[start Record extracts]

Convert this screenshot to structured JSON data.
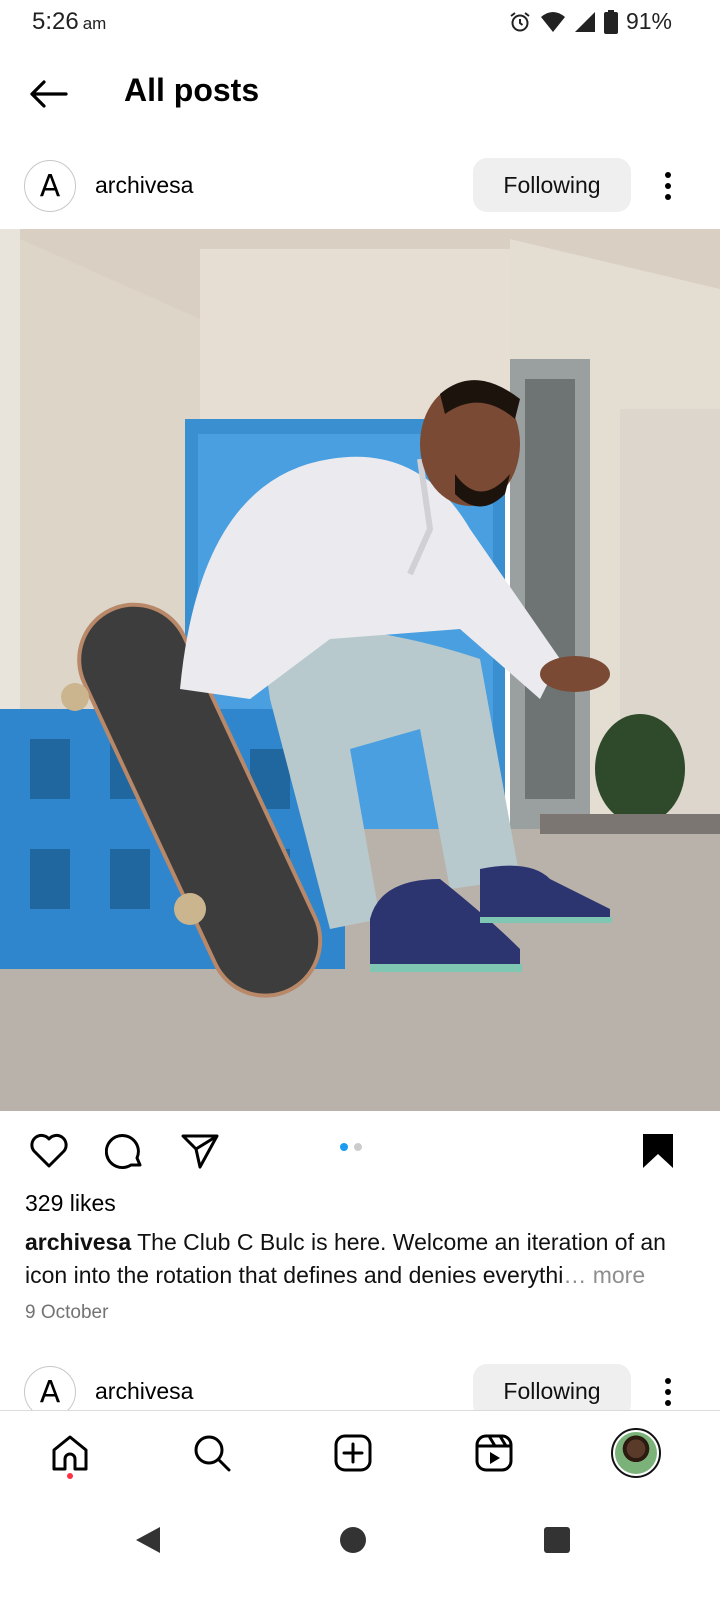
{
  "status_bar": {
    "time": "5:26",
    "ampm": "am",
    "battery": "91%"
  },
  "header": {
    "title": "All posts",
    "back_icon": "arrow-left-icon"
  },
  "posts": [
    {
      "avatar_letter": "A",
      "username": "archivesa",
      "follow_label": "Following",
      "likes": "329 likes",
      "caption_user": "archivesa",
      "caption_text": "The Club C Bulc is here.  Welcome an iteration of an icon into the rotation that defines and denies everythi",
      "caption_more": "… more",
      "date": "9 October",
      "carousel_pages": 2,
      "carousel_active": 1
    },
    {
      "avatar_letter": "A",
      "username": "archivesa",
      "follow_label": "Following"
    }
  ],
  "colors": {
    "accent_blue": "#1d9bf0",
    "notification_red": "#ff3040",
    "button_bg": "#efefef"
  },
  "bottom_nav": [
    "home-icon",
    "search-icon",
    "create-icon",
    "reels-icon",
    "profile-avatar"
  ],
  "system_nav": [
    "back-icon",
    "home-circle-icon",
    "recents-icon"
  ]
}
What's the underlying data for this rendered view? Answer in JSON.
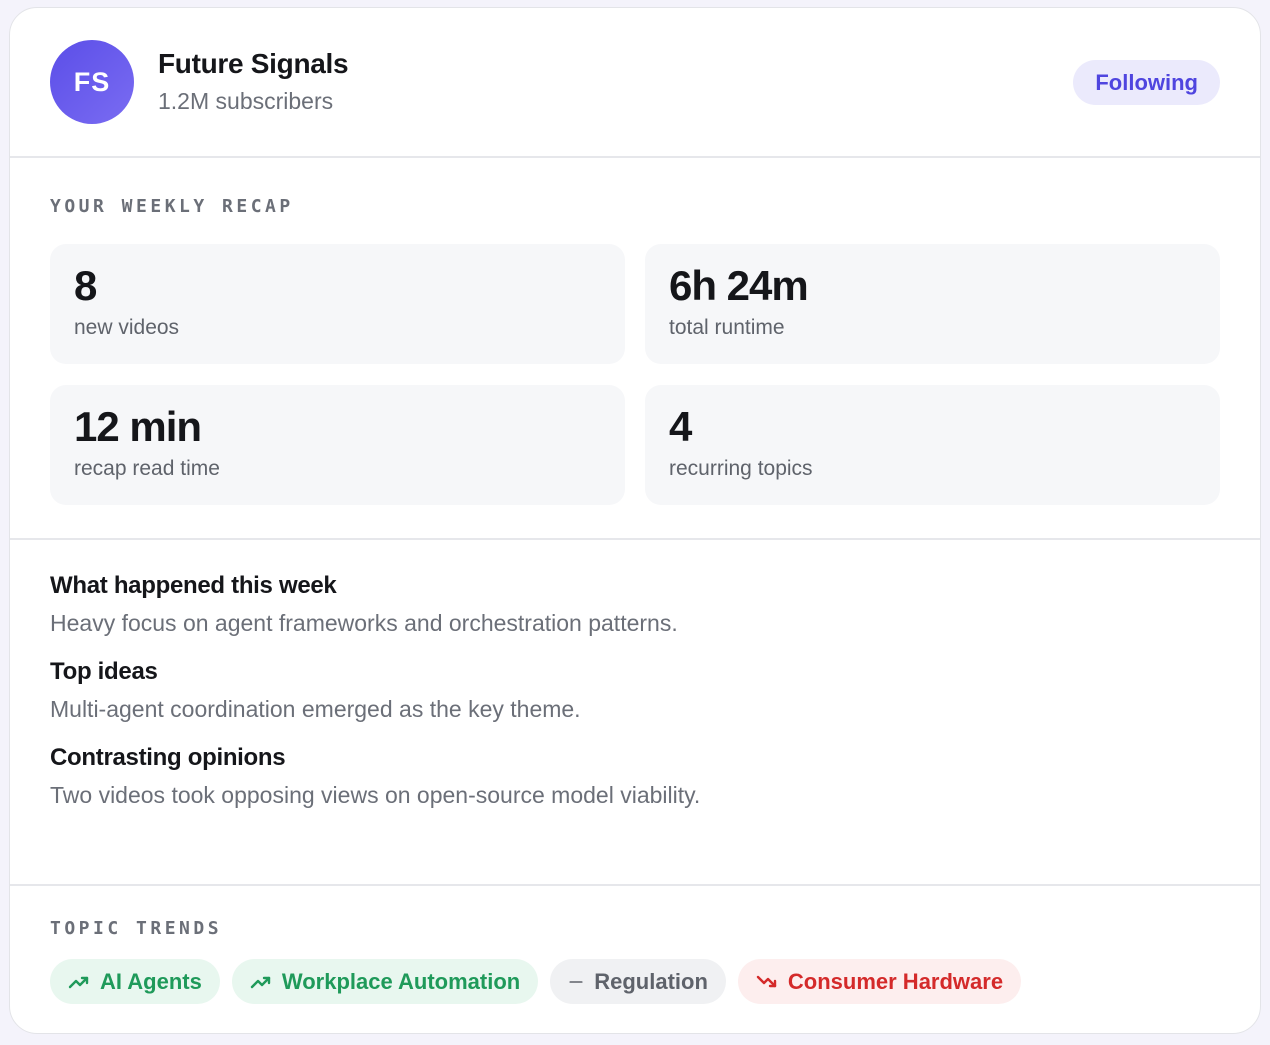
{
  "channel": {
    "initials": "FS",
    "name": "Future Signals",
    "subscribers": "1.2M subscribers",
    "follow_label": "Following",
    "avatar_color": "#5b4ee8"
  },
  "recap": {
    "section_label": "YOUR WEEKLY RECAP",
    "stats": [
      {
        "value": "8",
        "label": "new videos"
      },
      {
        "value": "6h 24m",
        "label": "total runtime"
      },
      {
        "value": "12 min",
        "label": "recap read time"
      },
      {
        "value": "4",
        "label": "recurring topics"
      }
    ]
  },
  "summary": {
    "blocks": [
      {
        "title": "What happened this week",
        "text": "Heavy focus on agent frameworks and orchestration patterns."
      },
      {
        "title": "Top ideas",
        "text": "Multi-agent coordination emerged as the key theme."
      },
      {
        "title": "Contrasting opinions",
        "text": "Two videos took opposing views on open-source model viability."
      }
    ]
  },
  "trends": {
    "section_label": "TOPIC TRENDS",
    "chips": [
      {
        "label": "AI Agents",
        "direction": "up",
        "icon": "trending-up-icon",
        "color": "#1f9a5a"
      },
      {
        "label": "Workplace Automation",
        "direction": "up",
        "icon": "trending-up-icon",
        "color": "#1f9a5a"
      },
      {
        "label": "Regulation",
        "direction": "flat",
        "icon": "dash-icon",
        "color": "#5f636b"
      },
      {
        "label": "Consumer Hardware",
        "direction": "down",
        "icon": "trending-down-icon",
        "color": "#d42a2a"
      }
    ]
  }
}
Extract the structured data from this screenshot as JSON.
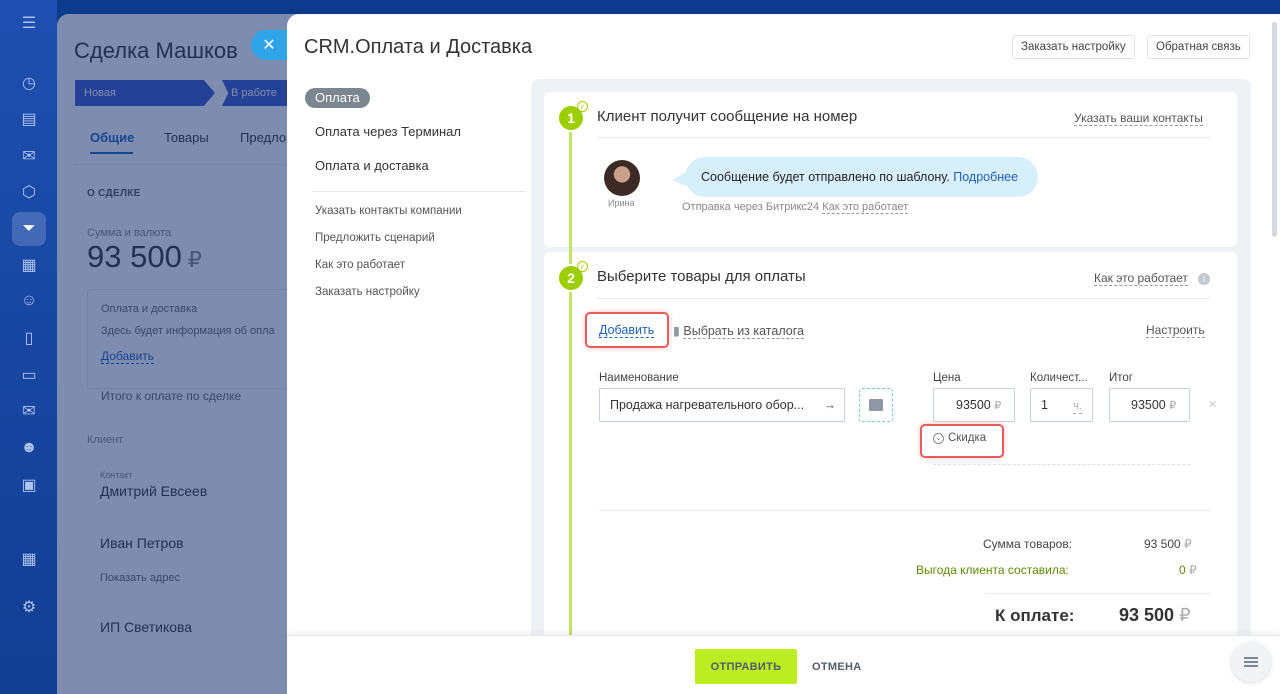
{
  "deal": {
    "title": "Сделка Машков",
    "stages": [
      "Новая",
      "В работе"
    ],
    "tabs": [
      "Общие",
      "Товары",
      "Предло"
    ],
    "section": "О СДЕЛКЕ",
    "sum_label": "Сумма и валюта",
    "sum": "93 500",
    "currency": "₽",
    "delivery_title": "Оплата и доставка",
    "delivery_info": "Здесь будет информация об опла",
    "delivery_add": "Добавить",
    "total_label": "Итого к оплате по сделке",
    "client_label": "Клиент",
    "contact_label": "Контакт",
    "contact1": "Дмитрий Евсеев",
    "contact2": "Иван Петров",
    "show_address": "Показать адрес",
    "company": "ИП Светикова"
  },
  "panel": {
    "title": "CRM.Оплата и Доставка",
    "btn_order_setup": "Заказать настройку",
    "btn_feedback": "Обратная связь"
  },
  "menu": {
    "active": "Оплата",
    "items": [
      "Оплата через Терминал",
      "Оплата и доставка"
    ],
    "sub": [
      "Указать контакты компании",
      "Предложить сценарий",
      "Как это работает",
      "Заказать настройку"
    ]
  },
  "step1": {
    "number": "1",
    "title": "Клиент получит сообщение на номер",
    "link": "Указать ваши контакты",
    "avatar_name": "Ирина",
    "message": "Сообщение будет отправлено по шаблону.",
    "message_link": "Подробнее",
    "via": "Отправка через Битрикс24",
    "via_link": "Как это работает"
  },
  "step2": {
    "number": "2",
    "title": "Выберите товары для оплаты",
    "how_link": "Как это работает",
    "add": "Добавить",
    "catalog": "Выбрать из каталога",
    "configure": "Настроить",
    "col_name": "Наименование",
    "col_price": "Цена",
    "col_qty": "Количест...",
    "col_total": "Итог",
    "product_name": "Продажа нагревательного обор...",
    "price": "93500",
    "qty": "1",
    "qty_unit": "ч.",
    "total": "93500",
    "currency": "₽",
    "discount": "Скидка"
  },
  "totals": {
    "goods_label": "Сумма товаров:",
    "goods_value": "93 500",
    "benefit_label": "Выгода клиента составила:",
    "benefit_value": "0",
    "currency": "₽",
    "grand_label": "К оплате:",
    "grand_value": "93 500"
  },
  "footer": {
    "send": "ОТПРАВИТЬ",
    "cancel": "ОТМЕНА"
  },
  "colors": {
    "accent_green": "#bbed21",
    "step_green": "#9dcf00",
    "link_blue": "#1f5fb8",
    "highlight_red": "#e45c5c"
  }
}
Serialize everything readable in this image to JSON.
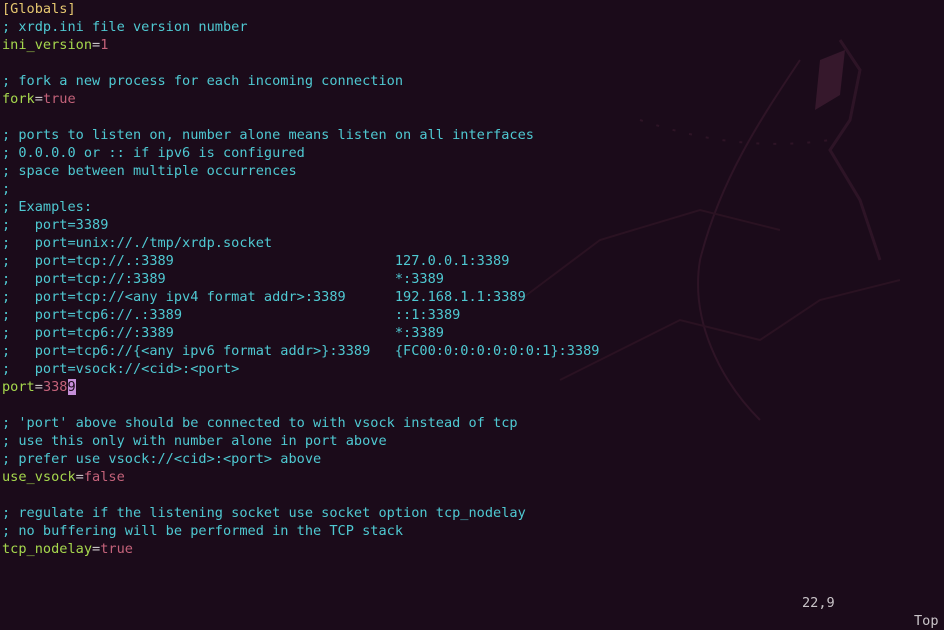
{
  "editor": {
    "lines": [
      {
        "t": "sec",
        "text": "[Globals]"
      },
      {
        "t": "cmt",
        "text": "; xrdp.ini file version number"
      },
      {
        "t": "kv",
        "key": "ini_version",
        "val": "1"
      },
      {
        "t": "blank",
        "text": ""
      },
      {
        "t": "cmt",
        "text": "; fork a new process for each incoming connection"
      },
      {
        "t": "kv",
        "key": "fork",
        "val": "true"
      },
      {
        "t": "blank",
        "text": ""
      },
      {
        "t": "cmt",
        "text": "; ports to listen on, number alone means listen on all interfaces"
      },
      {
        "t": "cmt",
        "text": "; 0.0.0.0 or :: if ipv6 is configured"
      },
      {
        "t": "cmt",
        "text": "; space between multiple occurrences"
      },
      {
        "t": "cmt",
        "text": ";"
      },
      {
        "t": "cmt",
        "text": "; Examples:"
      },
      {
        "t": "cmt",
        "text": ";   port=3389"
      },
      {
        "t": "cmt",
        "text": ";   port=unix://./tmp/xrdp.socket"
      },
      {
        "t": "cmt",
        "text": ";   port=tcp://.:3389                           127.0.0.1:3389"
      },
      {
        "t": "cmt",
        "text": ";   port=tcp://:3389                            *:3389"
      },
      {
        "t": "cmt",
        "text": ";   port=tcp://<any ipv4 format addr>:3389      192.168.1.1:3389"
      },
      {
        "t": "cmt",
        "text": ";   port=tcp6://.:3389                          ::1:3389"
      },
      {
        "t": "cmt",
        "text": ";   port=tcp6://:3389                           *:3389"
      },
      {
        "t": "cmt",
        "text": ";   port=tcp6://{<any ipv6 format addr>}:3389   {FC00:0:0:0:0:0:0:1}:3389"
      },
      {
        "t": "cmt",
        "text": ";   port=vsock://<cid>:<port>"
      },
      {
        "t": "kvc",
        "key": "port",
        "val_pre": "338",
        "cursor": "9",
        "val_post": ""
      },
      {
        "t": "blank",
        "text": ""
      },
      {
        "t": "cmt",
        "text": "; 'port' above should be connected to with vsock instead of tcp"
      },
      {
        "t": "cmt",
        "text": "; use this only with number alone in port above"
      },
      {
        "t": "cmt",
        "text": "; prefer use vsock://<cid>:<port> above"
      },
      {
        "t": "kv",
        "key": "use_vsock",
        "val": "false"
      },
      {
        "t": "blank",
        "text": ""
      },
      {
        "t": "cmt",
        "text": "; regulate if the listening socket use socket option tcp_nodelay"
      },
      {
        "t": "cmt",
        "text": "; no buffering will be performed in the TCP stack"
      },
      {
        "t": "kv",
        "key": "tcp_nodelay",
        "val": "true"
      }
    ]
  },
  "status": {
    "position": "22,9",
    "scroll": "Top"
  }
}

[end Record extracts]

__Task details__: Go through the records and pull out each line that includes the word "screenshot".

__Exercise output__:
Convert this screenshot to structured JSON data.
Extract the structured data from this screenshot as JSON.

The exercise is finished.